#### Data provided:
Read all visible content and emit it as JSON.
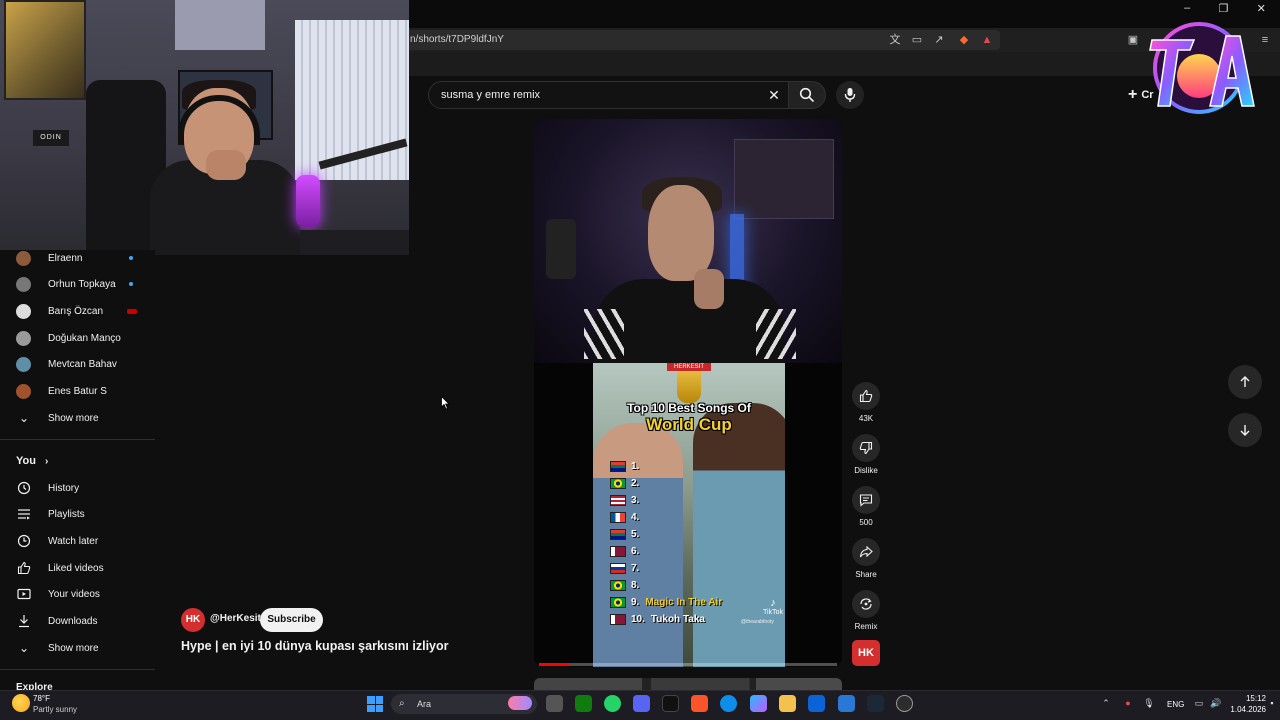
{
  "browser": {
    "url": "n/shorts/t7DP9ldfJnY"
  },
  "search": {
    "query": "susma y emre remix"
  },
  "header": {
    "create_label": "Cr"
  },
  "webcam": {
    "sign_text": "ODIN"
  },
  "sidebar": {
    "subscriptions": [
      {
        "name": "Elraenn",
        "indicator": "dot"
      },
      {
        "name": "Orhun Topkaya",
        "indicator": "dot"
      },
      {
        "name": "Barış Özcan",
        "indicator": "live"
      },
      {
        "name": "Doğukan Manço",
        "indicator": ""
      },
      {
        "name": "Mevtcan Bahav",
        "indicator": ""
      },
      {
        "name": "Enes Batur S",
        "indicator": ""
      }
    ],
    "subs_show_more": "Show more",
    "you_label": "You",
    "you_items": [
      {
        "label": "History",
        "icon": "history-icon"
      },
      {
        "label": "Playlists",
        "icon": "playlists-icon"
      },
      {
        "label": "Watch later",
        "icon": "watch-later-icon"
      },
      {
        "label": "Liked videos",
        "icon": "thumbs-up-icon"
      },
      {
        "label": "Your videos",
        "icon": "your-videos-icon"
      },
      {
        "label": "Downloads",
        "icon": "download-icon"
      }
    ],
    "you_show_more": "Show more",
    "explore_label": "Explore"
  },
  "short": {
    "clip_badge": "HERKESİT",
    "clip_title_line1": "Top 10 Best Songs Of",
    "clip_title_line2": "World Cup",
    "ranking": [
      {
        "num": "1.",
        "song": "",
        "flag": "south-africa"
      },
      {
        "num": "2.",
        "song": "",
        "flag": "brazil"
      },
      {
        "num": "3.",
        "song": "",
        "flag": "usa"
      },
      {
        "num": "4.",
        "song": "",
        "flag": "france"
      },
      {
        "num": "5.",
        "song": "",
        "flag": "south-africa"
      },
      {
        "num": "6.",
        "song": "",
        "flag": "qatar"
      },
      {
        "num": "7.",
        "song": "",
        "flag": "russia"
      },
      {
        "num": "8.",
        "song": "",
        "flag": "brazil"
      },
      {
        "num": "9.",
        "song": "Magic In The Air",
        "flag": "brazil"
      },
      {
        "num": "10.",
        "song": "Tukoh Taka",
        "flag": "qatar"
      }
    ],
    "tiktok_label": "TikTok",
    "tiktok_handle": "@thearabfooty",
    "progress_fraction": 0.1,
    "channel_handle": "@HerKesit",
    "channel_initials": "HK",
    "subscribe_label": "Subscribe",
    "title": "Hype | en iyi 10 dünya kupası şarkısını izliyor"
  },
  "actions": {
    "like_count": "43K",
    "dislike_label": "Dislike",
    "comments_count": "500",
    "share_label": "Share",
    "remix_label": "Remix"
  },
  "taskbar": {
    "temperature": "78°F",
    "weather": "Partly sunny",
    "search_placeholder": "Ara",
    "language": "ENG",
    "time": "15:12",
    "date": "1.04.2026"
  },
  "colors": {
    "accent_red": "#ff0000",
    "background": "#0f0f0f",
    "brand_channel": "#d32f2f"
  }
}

#### Exercise description:
Your reply is one number: how many lines of the records above contain the word "icon".

#### Response for this exercise:
6